## Task brief
Below is a listing to write out in full, exactly as given, without its pictures.

## Data for processing
========

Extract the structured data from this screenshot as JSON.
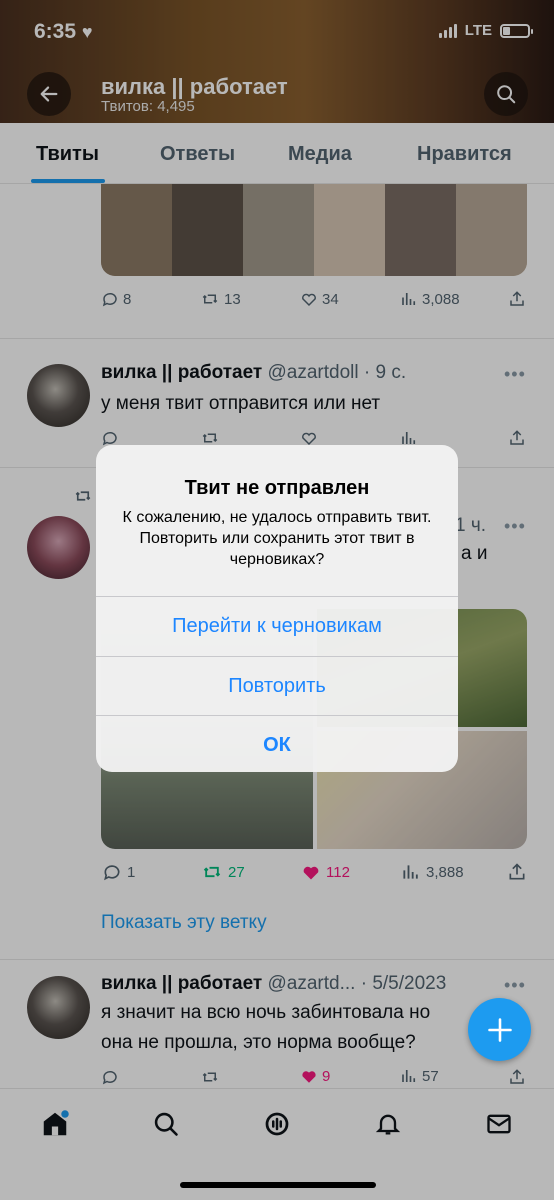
{
  "status_bar": {
    "time": "6:35",
    "network": "LTE"
  },
  "header": {
    "profile_name": "вилка || работает",
    "tweet_count": "Твитов: 4,495"
  },
  "tabs": [
    {
      "label": "Твиты",
      "active": true
    },
    {
      "label": "Ответы",
      "active": false
    },
    {
      "label": "Медиа",
      "active": false
    },
    {
      "label": "Нравится",
      "active": false
    }
  ],
  "tweets": [
    {
      "replies": "8",
      "retweets": "13",
      "likes": "34",
      "views": "3,088"
    },
    {
      "name": "вилка || работает",
      "handle": "@azartdoll",
      "time": "· 9 с.",
      "text": "у меня твит отправится или нет"
    },
    {
      "time_fragment": "1 ч.",
      "text_fragment": "а и",
      "replies": "1",
      "retweets": "27",
      "likes": "112",
      "views": "3,888",
      "show_thread": "Показать эту ветку"
    },
    {
      "name": "вилка || работает",
      "handle": "@azartd...",
      "time": "· 5/5/2023",
      "text_line1": "я значит на всю ночь забинтовала но",
      "text_line2": "она не прошла, это норма вообще?",
      "likes": "9",
      "views": "57"
    }
  ],
  "alert": {
    "title": "Твит не отправлен",
    "message": "К сожалению, не удалось отправить твит. Повторить или сохранить этот твит в черновиках?",
    "buttons": [
      "Перейти к черновикам",
      "Повторить",
      "ОК"
    ]
  },
  "colors": {
    "accent": "#1d9bf0",
    "retweet": "#00ba7c",
    "like": "#f91880",
    "alert_button": "#1d86ff"
  }
}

========

## Expected answer
Extract the structured data from this screenshot as JSON.
{
  "status_bar": {
    "time": "6:35",
    "network": "LTE"
  },
  "header": {
    "profile_name": "вилка || работает",
    "tweet_count": "Твитов: 4,495"
  },
  "tabs": [
    {
      "label": "Твиты",
      "active": true
    },
    {
      "label": "Ответы",
      "active": false
    },
    {
      "label": "Медиа",
      "active": false
    },
    {
      "label": "Нравится",
      "active": false
    }
  ],
  "tweets": [
    {
      "replies": "8",
      "retweets": "13",
      "likes": "34",
      "views": "3,088"
    },
    {
      "name": "вилка || работает",
      "handle": "@azartdoll",
      "time": "· 9 с.",
      "text": "у меня твит отправится или нет"
    },
    {
      "time_fragment": "1 ч.",
      "text_fragment": "а и",
      "replies": "1",
      "retweets": "27",
      "likes": "112",
      "views": "3,888",
      "show_thread": "Показать эту ветку"
    },
    {
      "name": "вилка || работает",
      "handle": "@azartd...",
      "time": "· 5/5/2023",
      "text_line1": "я значит на всю ночь забинтовала но",
      "text_line2": "она не прошла, это норма вообще?",
      "likes": "9",
      "views": "57"
    }
  ],
  "alert": {
    "title": "Твит не отправлен",
    "message": "К сожалению, не удалось отправить твит. Повторить или сохранить этот твит в черновиках?",
    "buttons": [
      "Перейти к черновикам",
      "Повторить",
      "ОК"
    ]
  },
  "colors": {
    "accent": "#1d9bf0",
    "retweet": "#00ba7c",
    "like": "#f91880",
    "alert_button": "#1d86ff"
  }
}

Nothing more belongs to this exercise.